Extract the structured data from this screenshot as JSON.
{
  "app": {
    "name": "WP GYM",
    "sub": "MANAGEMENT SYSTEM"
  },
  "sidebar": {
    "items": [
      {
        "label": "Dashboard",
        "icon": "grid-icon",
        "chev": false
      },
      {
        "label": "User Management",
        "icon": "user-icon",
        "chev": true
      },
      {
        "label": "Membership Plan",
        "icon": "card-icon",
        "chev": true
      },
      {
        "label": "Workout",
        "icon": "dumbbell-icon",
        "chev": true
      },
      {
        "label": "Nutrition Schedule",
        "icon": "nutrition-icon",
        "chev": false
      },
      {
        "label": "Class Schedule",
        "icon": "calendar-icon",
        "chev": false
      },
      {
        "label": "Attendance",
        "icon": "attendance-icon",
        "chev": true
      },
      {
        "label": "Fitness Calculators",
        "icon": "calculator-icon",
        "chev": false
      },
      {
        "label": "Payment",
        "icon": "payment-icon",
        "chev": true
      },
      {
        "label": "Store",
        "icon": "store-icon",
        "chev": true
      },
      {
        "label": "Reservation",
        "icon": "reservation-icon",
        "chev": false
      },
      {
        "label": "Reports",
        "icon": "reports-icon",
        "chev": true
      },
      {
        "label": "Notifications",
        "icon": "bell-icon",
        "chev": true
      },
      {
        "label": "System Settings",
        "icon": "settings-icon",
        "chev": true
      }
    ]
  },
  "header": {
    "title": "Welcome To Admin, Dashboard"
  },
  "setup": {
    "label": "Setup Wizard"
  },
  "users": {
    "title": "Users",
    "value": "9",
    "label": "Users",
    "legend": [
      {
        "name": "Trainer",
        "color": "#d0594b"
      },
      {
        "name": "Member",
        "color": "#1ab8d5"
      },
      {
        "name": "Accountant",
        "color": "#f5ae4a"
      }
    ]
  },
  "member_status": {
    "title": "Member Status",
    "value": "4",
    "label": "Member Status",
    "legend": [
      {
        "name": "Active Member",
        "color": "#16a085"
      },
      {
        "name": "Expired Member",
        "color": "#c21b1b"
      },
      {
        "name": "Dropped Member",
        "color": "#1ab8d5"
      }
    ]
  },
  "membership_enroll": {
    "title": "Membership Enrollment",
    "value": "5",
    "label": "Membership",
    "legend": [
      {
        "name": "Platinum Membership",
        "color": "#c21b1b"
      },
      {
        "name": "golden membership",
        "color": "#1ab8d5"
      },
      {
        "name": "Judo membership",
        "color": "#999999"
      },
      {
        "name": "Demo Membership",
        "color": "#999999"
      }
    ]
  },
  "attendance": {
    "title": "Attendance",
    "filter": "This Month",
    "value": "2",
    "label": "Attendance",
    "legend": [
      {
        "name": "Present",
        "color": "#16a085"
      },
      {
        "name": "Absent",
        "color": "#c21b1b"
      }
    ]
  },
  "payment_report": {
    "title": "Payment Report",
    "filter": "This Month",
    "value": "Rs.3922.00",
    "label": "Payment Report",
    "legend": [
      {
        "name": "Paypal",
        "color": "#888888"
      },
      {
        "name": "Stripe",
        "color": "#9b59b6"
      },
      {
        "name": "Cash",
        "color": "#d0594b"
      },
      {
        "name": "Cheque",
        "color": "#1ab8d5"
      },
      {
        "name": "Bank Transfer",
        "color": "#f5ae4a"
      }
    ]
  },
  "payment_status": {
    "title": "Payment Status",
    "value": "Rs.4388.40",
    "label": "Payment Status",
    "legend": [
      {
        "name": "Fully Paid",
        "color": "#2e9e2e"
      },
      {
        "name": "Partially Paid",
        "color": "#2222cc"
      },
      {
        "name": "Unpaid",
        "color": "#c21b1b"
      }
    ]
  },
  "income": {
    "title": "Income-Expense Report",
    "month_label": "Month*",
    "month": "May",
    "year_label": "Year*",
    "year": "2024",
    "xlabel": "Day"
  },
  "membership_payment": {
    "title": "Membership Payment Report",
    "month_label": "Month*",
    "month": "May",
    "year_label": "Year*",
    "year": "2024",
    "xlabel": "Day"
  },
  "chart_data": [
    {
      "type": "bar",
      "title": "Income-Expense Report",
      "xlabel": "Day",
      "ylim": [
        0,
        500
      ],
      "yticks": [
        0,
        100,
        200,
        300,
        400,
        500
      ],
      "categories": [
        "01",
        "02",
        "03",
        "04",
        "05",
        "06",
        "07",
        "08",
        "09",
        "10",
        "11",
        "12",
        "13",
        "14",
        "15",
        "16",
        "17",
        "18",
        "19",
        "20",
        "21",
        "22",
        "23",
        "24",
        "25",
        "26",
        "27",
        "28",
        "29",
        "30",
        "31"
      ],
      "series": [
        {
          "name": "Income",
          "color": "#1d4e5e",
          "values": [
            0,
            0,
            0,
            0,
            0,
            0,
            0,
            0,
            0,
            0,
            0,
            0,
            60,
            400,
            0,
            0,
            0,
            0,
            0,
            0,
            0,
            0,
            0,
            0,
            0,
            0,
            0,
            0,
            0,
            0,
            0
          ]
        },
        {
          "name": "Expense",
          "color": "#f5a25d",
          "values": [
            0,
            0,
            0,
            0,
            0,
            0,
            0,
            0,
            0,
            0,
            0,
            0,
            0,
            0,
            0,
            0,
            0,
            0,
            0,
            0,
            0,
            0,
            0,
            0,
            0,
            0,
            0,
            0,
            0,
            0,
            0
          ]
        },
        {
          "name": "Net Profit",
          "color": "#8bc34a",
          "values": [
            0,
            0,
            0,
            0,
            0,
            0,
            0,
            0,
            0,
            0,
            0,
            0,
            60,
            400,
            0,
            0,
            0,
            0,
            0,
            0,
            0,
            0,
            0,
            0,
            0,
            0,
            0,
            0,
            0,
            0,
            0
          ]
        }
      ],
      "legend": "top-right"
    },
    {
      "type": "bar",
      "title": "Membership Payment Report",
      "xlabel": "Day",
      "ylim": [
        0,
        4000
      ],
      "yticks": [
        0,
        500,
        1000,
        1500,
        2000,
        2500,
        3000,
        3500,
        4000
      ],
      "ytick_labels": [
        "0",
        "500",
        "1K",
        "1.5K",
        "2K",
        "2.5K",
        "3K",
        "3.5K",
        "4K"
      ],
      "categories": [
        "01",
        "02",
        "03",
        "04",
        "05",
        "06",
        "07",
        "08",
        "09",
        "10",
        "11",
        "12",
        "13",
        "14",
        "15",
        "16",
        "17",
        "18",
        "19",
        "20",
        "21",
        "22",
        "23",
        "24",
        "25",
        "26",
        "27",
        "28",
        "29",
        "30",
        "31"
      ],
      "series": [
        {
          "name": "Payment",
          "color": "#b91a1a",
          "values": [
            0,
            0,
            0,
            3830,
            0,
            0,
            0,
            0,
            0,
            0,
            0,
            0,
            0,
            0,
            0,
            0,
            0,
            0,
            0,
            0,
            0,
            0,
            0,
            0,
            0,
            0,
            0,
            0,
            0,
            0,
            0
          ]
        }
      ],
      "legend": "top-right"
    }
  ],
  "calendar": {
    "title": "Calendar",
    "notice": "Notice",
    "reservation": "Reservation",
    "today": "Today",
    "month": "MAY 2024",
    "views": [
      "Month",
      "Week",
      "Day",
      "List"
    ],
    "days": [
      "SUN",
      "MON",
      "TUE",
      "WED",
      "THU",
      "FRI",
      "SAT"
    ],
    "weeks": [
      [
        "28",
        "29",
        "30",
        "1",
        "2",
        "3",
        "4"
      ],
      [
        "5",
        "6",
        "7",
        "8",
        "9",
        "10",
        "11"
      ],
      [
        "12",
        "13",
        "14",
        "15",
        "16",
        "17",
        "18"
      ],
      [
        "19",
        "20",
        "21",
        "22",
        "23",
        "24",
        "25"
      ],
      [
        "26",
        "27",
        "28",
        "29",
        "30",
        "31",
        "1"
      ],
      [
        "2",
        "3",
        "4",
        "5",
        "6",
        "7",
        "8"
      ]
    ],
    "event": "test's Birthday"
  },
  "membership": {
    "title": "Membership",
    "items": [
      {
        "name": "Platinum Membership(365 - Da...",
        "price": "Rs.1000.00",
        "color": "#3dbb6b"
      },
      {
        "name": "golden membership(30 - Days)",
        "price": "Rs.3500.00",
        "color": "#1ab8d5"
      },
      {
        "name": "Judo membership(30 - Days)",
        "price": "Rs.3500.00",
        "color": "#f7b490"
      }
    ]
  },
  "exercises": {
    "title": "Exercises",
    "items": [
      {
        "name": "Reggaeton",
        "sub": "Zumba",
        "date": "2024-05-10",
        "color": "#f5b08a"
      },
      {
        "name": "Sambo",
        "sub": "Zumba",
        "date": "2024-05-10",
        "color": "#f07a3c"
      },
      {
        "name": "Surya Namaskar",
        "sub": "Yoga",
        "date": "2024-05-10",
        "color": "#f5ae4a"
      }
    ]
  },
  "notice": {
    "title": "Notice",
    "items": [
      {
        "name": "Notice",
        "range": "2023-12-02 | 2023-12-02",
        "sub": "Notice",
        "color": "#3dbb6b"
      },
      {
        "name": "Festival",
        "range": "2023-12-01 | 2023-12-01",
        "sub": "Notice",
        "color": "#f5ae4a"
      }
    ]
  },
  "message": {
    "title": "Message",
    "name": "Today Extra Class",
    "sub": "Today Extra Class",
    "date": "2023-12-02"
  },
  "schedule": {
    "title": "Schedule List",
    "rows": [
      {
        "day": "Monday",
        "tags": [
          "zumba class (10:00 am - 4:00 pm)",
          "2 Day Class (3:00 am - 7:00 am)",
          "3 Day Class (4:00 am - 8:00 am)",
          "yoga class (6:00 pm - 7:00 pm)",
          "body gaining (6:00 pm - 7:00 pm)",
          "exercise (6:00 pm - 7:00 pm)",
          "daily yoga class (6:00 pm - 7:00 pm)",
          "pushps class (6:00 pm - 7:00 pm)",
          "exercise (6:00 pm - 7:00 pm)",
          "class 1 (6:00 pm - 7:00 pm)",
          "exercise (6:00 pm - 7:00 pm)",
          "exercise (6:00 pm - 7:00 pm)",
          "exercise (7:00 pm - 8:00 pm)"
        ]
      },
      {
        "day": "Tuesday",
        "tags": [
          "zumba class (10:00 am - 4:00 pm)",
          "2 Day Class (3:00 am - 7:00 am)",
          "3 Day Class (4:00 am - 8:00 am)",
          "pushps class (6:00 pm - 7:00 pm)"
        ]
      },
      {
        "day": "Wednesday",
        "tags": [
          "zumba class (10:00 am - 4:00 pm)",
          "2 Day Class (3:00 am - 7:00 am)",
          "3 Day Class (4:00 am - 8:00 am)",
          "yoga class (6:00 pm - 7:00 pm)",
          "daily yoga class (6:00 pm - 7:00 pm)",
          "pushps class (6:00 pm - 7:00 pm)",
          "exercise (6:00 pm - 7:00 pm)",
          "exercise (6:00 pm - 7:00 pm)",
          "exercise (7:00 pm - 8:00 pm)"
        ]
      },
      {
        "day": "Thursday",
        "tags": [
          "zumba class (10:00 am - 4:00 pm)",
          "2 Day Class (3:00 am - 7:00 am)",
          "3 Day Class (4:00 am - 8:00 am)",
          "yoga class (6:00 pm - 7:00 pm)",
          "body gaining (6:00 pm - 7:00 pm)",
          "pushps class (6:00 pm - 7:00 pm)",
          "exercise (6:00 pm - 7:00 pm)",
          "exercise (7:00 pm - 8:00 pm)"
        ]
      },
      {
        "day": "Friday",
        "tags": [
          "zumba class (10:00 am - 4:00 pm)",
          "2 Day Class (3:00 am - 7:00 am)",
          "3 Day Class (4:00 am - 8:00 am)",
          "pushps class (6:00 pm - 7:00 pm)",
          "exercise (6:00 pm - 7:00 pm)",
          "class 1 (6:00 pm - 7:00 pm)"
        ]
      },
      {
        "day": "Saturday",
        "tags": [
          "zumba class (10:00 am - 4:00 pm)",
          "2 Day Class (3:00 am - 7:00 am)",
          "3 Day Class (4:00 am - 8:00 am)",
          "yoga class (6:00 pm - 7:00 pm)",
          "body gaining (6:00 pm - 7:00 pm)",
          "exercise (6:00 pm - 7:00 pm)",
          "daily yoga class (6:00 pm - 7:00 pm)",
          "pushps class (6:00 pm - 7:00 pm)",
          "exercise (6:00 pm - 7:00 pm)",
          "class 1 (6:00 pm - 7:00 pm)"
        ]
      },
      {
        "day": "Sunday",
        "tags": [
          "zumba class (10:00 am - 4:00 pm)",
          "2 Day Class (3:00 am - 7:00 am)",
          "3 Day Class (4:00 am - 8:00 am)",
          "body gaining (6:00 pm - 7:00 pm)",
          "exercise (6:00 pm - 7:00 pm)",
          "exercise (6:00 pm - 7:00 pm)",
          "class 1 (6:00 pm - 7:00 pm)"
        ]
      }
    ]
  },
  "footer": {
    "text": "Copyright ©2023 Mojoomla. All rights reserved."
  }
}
--------------------------------------------------
## Exercise task
Tell how many lines in the material contain the word "range". Only the number is wanted.

## Response for this exercise
2